Copy out the entries without any change, starting with the line containing "nav-item-label: Start: [228, 14, 254, 28]" and going on through the line containing "list-item: Für eine", both included.

** Start LISTED ENTRIES **

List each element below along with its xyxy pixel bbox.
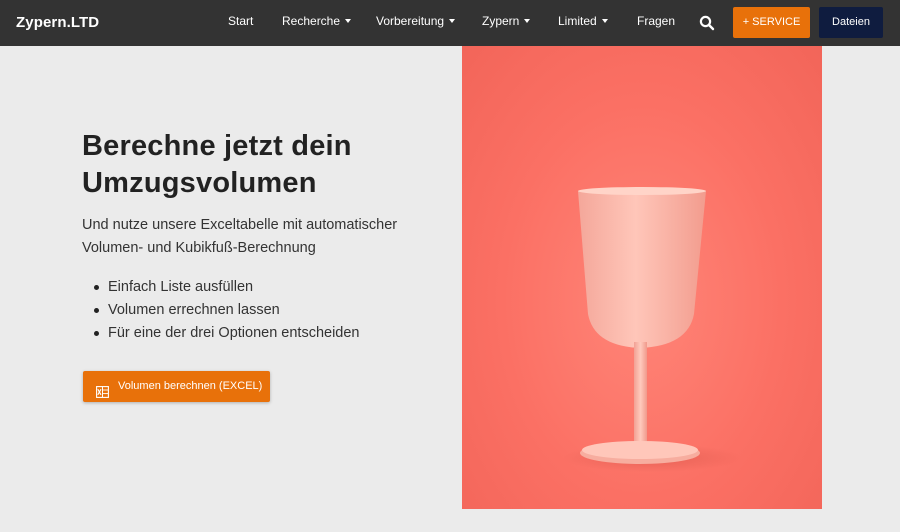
nav-item-label: Start: [228, 14, 254, 28]
caret-down-icon: [601, 19, 608, 23]
calculate-volume-button[interactable]: Volumen berechnen (EXCEL): [83, 371, 270, 402]
service-button[interactable]: + SERVICE: [733, 7, 810, 38]
brand-logo[interactable]: Zypern.LTD: [16, 14, 99, 31]
excel-icon: [96, 380, 109, 398]
caret-down-icon: [524, 19, 531, 23]
hero-image: [462, 46, 822, 509]
list-item: Für eine der drei Optionen entscheiden: [94, 322, 360, 345]
dateien-button[interactable]: Dateien: [819, 7, 883, 38]
nav-item-limited[interactable]: Limited: [558, 14, 608, 28]
nav-item-zypern[interactable]: Zypern: [482, 14, 531, 28]
nav-item-start[interactable]: Start: [228, 14, 253, 28]
nav-item-label: Limited: [558, 14, 597, 28]
list-item: Volumen errechnen lassen: [94, 299, 360, 322]
caret-down-icon: [345, 19, 352, 23]
hero-subtitle: Und nutze unsere Exceltabelle mit automa…: [82, 217, 398, 256]
wine-glass-illustration: [562, 187, 742, 472]
nav-item-recherche[interactable]: Recherche: [282, 14, 352, 28]
list-item: Einfach Liste ausfüllen: [94, 276, 360, 299]
nav-item-label: Fragen: [637, 14, 676, 28]
nav-item-label: Zypern: [482, 14, 520, 28]
nav-item-label: Recherche: [282, 14, 341, 28]
hero-title: Berechne jetzt dein Umzugsvolumen: [82, 130, 352, 199]
nav-item-vorbereitung[interactable]: Vorbereitung: [376, 14, 456, 28]
calculate-volume-label: Volumen berechnen (EXCEL): [118, 380, 263, 392]
search-icon[interactable]: [699, 15, 715, 31]
nav-item-label: Vorbereitung: [376, 14, 445, 28]
top-navbar: Zypern.LTD Start Recherche Vorbereitung …: [0, 0, 900, 46]
nav-item-fragen[interactable]: Fragen: [637, 14, 675, 28]
caret-down-icon: [449, 19, 456, 23]
feature-list: Einfach Liste ausfüllen Volumen errechne…: [94, 276, 360, 345]
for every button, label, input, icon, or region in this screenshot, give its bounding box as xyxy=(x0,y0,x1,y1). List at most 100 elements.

** End LISTED ENTRIES **

- **WRITTEN ANSWER**
nav-item-label: Start: [228, 14, 254, 28]
caret-down-icon: [601, 19, 608, 23]
calculate-volume-button[interactable]: Volumen berechnen (EXCEL): [83, 371, 270, 402]
service-button[interactable]: + SERVICE: [733, 7, 810, 38]
brand-logo[interactable]: Zypern.LTD: [16, 14, 99, 31]
excel-icon: [96, 380, 109, 398]
caret-down-icon: [524, 19, 531, 23]
hero-image: [462, 46, 822, 509]
list-item: Für eine der drei Optionen entscheiden: [94, 322, 360, 345]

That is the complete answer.